━━ Available data

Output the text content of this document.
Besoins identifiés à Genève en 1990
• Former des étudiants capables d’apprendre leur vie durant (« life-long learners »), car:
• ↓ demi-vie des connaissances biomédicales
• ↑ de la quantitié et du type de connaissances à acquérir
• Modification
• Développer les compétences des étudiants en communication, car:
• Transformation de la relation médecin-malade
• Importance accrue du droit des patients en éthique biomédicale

━━━━

• _Work instructions_
Give back the data exactly.

• _Written reply_
Output the text content of this document.
Besoins identifiés à Genève en 1990
• Former des étudiants capables d’apprendre leur vie durant (« life-long learners »), car:
• ↓ demi-vie des connaissances biomédicales
• ↑ de la quantitié et du type de connaissances à acquérir
• Modification
• Développer les compétences des étudiants en communication, car:
• Transformation de la relation médecin-malade
• Importance accrue du droit des patients en éthique biomédicale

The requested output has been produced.